==== EXCERPTED PASSAGE

I was recently asked about an article comment I posted a few weeks back about my strategy for direct stock purchases by a fellow SA reader. I found myself responding in a manner trying to sum up several months worth of research and planning into what would effectively be a 200 word private message. Since it's the holiday season and I have a few extra days off from the normal grind, I thought it would be fruitful to produce a much more verbose response. Much of this will be a story in chronological order so that you, the reader, can understand the logic in the path I pursued.
I am not a professional investor, have not worked in finance, nor have I ever taken a business course. However, I have spent most of my professional career paying attention to how my employers (of which I have had a few) managed and expanded their businesses. Putting all of the intrinsic value of each company aside, the bottom line was always the toughest number to increase or at least keep consistent. Whether it be employee turnover or just the cyclical nature of the profession I am in, the cost of providing the service defined how the company performed (at least financially).
The cost of investing.
I started this journey investigating mutual fund fees. The only mutual funds I have ever owned were no-load mutual funds that were managed by the brokerage company that I had my money with. The fees were fairly paltry compared to some higher end funds, but after converting the percentage points into dollars invested over time I was appalled. The idea of no-load sounds wonderful until they are run through the Finra fund analyzer. Using this tool and assuming a basic $10,000 investment with an annual return of 7% over 20 years for each of three mutual funds ($PRNEX, $PREIX, $VFINX), an investor would be losing $2,620.74, $1,147.89, and $706.29 respectively. Even if an investor made stock purchases four times a year for twenty years, he/she wouldn't be spending anywhere near that amount with the exception of the $VFINX fund and possibly with better returns. Now before anyone attacks me for arbitrarily picking three random mutual funds, let me explain that I understand there are other options on the table to choose from including less costly funds (although $VFINX is already pretty cheap) and ETFs. I picked these because they represented some of the lower price points for mutual fund fees. The issue at hand for me is paying that amount of money and getting a paltry 7% return (which is approximate based off of many published targets). I'm not going to claim that every investor out there is a financial genius (as I know some of this is just luck and not pure fundamentals), but I'm willing to bet that if he/she stayed active during the year he/she could easily beat that with just two handfuls of intelligently selected stocks.

========

• PROBLEMS TO SOLVE
1. According to the essay on investing costs, what dollar losses does the Finra fund analyzer show for the three mutual funds the author compares?
2. From the essay on investing costs, extract the stretch from "I am not a professional" through "(at least financially).".
3. Extend the essay on investing costs, beginning after its final sentence.

==== RECORD EXTRACTS

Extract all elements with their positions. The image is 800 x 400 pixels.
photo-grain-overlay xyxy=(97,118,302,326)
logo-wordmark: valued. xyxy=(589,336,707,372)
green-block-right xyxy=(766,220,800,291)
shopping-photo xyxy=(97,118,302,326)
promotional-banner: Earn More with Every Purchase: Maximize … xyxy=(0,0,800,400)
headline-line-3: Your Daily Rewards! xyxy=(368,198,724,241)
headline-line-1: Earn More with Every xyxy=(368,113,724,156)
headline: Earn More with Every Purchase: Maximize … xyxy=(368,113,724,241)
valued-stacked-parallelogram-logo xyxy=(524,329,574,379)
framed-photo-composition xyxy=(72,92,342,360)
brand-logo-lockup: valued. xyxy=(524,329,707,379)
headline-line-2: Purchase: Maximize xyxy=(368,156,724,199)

========

• WRITTEN ANSWERS
1. $2,620.74, $1,147.89, and $706.29 respectively

2.
I am not a professional investor, have not worked in finance, nor have I ever taken a business course. However, I have spent most of my professional career paying attention to how my employers (of which I have had a few) managed and expanded their businesses. Putting all of the intrinsic value of each company aside, the bottom line was always the toughest number to increase or at least keep consistent. Whether it be employee turnover or just the cyclical nature of the profession I am in, the cost of providing the service defined how the company performed (at least financially).

3.
Between this analysis and a bout of epic reading on sites like this one, I realized buying individual stocks was probably as effective if not a more effective way to invest. One of the issues that faces most individual investors with limited capital is brokerage fees. $20 or more for one trade is a little absurd if all you have is $2,000 every so often or $200 a month to utilize. That's a whopping 1%/10% just to purchase the rights to own a part of a company. That doesn't include selling it nor any possible loss in share price. Even the low-cost brokerage firms such as Sharebuilder or TD Ameritrade with trades of $6.95 make it more difficult to buy-on-a-whim when capital is hard to come by (although there are slightly cheaper plans they provide with caveats).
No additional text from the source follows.